To do:
a) Using the cytoskeleton notes, decide whether each statement agrees with the text. Answer yes or no for each, and quote the text's deciding words exactly. (i) Microfilaments are about 7 nm in diameter. (ii) Microtubules maintain cell shape by bearing tension. (iii) Intermediate filaments are more permanent than microfilaments and microtubules.
b) According to the cytoskeleton notes, in what pattern are the centrioles within a centrosome arranged?
c) Reproduce the stretch of the cytoskeleton notes from "Microfilaments (Actin Filaments)" through "for the nucleus.".

Page extract:

══════

Cell Systems III: The Cytoskeleton

  • A network of fibers extending throughout the cytoplasm that organizes the cell's structures and activities.
  • Functions: Mechanical support, cell motility, anchors organelles, guides vesicle movement.
Microfilaments (Actin Filaments)
  • Solid rods, about 7 nm in diameter, made of intertwined strands of actin protein.
  • Functions:
    • Maintain cell shape: Bear tension.
    • Muscle contraction: Interact with myosin filaments.
    • Cell motility: Form pseudopodia (false feet) for amoeboid movement.
    • Cytoplasmic streaming (in plant cells):
Intermediate Filaments
  • Fibrous proteins supercoiled into thicker cables, 8-12 nm in diameter.
  • Functions:
    • Maintain cell shape: Bear tension.
    • Anchor organelles: Form a sturdy cage for the nucleus.
    • Keratin: Found in skin cells, hair, and nails.
    • More permanent than microfilaments and microtubules.
Microtubules
  • Hollow rods, about 25 nm in diameter, made of tubulin dimers.
  • Functions:
    • Maintain cell shape: Resist compression.
    • Cell motility: Form the core of cilia and flagella.
    • Chromosome movement in cell division: Form spindle fibers.
    • Organelle movement: Act as tracks for motor proteins (e.g., kinesin, dynein) carrying vesicles.
    • Centrosomes and Centrioles: In animal cells, microtubules grow out from a centrosome; within the centrosome are a pair of centrioles arranged in a "9+0" pattern of microtubule triplets.

══════

Records supplied:
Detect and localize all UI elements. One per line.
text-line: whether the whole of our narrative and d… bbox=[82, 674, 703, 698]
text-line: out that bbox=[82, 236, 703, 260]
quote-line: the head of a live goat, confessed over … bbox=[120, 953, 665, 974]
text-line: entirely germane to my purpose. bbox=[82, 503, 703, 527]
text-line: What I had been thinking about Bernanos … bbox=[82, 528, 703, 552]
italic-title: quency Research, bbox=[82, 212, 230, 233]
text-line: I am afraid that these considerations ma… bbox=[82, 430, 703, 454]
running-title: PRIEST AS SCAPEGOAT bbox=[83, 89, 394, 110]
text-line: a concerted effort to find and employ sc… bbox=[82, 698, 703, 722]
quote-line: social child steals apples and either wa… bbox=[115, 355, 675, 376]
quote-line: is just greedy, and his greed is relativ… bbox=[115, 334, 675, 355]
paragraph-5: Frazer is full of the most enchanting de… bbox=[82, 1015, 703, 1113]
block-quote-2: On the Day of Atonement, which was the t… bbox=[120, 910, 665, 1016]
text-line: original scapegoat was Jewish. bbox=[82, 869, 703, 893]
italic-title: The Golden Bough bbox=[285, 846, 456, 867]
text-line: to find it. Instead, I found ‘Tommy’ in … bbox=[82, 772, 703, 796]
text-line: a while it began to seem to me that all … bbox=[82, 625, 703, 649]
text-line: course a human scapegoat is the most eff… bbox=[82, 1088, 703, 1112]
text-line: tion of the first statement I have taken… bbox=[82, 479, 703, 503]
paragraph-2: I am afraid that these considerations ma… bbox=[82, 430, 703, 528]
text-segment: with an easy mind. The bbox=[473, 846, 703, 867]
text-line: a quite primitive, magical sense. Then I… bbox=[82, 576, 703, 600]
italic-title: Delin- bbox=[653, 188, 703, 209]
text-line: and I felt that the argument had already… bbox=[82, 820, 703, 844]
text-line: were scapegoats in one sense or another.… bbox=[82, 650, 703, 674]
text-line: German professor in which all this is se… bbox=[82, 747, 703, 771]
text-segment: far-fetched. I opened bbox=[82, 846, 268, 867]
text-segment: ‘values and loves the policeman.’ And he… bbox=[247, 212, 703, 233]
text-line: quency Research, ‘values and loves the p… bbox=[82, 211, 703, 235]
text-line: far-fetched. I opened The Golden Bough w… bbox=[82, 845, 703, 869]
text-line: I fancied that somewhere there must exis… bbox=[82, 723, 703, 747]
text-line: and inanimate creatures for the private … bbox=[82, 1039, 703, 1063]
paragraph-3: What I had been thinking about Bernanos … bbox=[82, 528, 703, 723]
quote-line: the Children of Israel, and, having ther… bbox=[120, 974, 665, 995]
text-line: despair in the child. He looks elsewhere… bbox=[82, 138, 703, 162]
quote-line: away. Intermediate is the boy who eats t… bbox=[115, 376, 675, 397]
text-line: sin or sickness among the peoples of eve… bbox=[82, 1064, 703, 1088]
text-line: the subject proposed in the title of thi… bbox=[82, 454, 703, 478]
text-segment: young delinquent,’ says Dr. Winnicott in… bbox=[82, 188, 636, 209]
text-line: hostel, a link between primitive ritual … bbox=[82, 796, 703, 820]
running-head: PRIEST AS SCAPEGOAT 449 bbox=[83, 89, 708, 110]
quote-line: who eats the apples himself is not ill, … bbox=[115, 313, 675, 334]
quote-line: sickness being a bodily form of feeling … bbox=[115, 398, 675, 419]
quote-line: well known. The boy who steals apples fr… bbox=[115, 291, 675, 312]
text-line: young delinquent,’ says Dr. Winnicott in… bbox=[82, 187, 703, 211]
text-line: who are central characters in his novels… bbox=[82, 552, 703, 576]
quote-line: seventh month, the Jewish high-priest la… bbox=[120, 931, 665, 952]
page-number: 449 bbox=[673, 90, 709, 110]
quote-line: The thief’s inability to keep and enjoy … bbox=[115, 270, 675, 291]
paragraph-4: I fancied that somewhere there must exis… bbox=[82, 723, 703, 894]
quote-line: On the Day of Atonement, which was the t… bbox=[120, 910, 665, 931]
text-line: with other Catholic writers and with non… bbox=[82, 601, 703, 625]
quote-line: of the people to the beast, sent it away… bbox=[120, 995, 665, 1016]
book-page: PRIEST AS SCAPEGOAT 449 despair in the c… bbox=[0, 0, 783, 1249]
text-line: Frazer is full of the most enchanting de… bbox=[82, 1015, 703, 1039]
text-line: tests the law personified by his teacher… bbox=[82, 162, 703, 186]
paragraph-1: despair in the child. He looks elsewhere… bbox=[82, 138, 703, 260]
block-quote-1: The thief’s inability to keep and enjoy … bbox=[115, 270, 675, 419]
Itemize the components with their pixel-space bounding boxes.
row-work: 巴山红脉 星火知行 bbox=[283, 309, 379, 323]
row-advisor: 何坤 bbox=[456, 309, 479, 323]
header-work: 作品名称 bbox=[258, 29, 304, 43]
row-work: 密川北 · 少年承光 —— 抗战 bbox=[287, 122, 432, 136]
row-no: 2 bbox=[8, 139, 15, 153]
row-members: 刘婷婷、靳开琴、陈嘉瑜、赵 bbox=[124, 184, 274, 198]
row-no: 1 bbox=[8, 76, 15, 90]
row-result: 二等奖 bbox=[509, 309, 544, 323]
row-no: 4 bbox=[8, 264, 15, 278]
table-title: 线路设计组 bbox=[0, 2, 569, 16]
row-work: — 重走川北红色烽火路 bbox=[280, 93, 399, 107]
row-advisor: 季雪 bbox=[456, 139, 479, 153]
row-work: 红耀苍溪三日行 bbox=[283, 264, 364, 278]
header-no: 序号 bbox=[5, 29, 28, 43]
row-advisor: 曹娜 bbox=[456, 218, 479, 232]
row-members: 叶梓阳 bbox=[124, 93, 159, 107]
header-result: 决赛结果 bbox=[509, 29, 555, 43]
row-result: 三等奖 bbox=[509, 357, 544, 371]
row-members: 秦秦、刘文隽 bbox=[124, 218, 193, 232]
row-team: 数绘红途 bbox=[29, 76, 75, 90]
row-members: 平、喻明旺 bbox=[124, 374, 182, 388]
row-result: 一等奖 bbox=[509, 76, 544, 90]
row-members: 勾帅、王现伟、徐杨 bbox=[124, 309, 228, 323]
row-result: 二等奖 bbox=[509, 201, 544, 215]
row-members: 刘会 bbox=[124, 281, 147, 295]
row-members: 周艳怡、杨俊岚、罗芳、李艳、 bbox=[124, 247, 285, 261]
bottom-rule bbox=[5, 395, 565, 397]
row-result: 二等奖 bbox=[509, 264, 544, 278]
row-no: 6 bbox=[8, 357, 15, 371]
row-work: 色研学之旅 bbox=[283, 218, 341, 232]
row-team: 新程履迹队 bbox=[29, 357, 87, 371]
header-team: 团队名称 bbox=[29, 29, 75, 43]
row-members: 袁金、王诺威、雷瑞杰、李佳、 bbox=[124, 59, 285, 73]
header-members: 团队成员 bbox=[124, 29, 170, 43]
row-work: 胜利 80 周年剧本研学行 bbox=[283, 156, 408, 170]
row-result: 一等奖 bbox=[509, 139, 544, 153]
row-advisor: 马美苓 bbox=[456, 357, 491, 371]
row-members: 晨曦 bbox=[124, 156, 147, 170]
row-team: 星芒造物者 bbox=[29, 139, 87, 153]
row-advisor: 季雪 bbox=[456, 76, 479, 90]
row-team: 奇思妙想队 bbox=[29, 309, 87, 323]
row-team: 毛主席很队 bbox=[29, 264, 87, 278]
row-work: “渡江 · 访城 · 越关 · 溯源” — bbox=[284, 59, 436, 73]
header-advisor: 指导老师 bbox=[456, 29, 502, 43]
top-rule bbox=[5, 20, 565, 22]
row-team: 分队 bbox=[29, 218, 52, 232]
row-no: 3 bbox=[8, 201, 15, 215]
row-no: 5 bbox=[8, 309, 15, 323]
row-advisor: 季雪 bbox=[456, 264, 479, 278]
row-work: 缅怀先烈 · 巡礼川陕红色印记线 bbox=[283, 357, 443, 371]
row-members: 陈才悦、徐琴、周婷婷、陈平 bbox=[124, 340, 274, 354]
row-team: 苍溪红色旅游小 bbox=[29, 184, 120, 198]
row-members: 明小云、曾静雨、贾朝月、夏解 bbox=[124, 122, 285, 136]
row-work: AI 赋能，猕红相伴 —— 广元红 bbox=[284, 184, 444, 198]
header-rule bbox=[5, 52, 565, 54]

══════

Your written answers:
a)
(i) Yes: "Solid rods, about 7 nm in diameter"
(ii) No: "Maintain cell shape: Resist compression."
(iii) Yes: "More permanent than microfilaments and microtubules."

b) They are arranged in a "9+0" pattern of microtubule triplets.

c)
Microfilaments (Actin Filaments)
  • Solid rods, about 7 nm in diameter, made of intertwined strands of actin protein.
  • Functions:
    • Maintain cell shape: Bear tension.
    • Muscle contraction: Interact with myosin filaments.
    • Cell motility: Form pseudopodia (false feet) for amoeboid movement.
    • Cytoplasmic streaming (in plant cells):
Intermediate Filaments
  • Fibrous proteins supercoiled into thicker cables, 8-12 nm in diameter.
  • Functions:
    • Maintain cell shape: Bear tension.
    • Anchor organelles: Form a sturdy cage for the nucleus.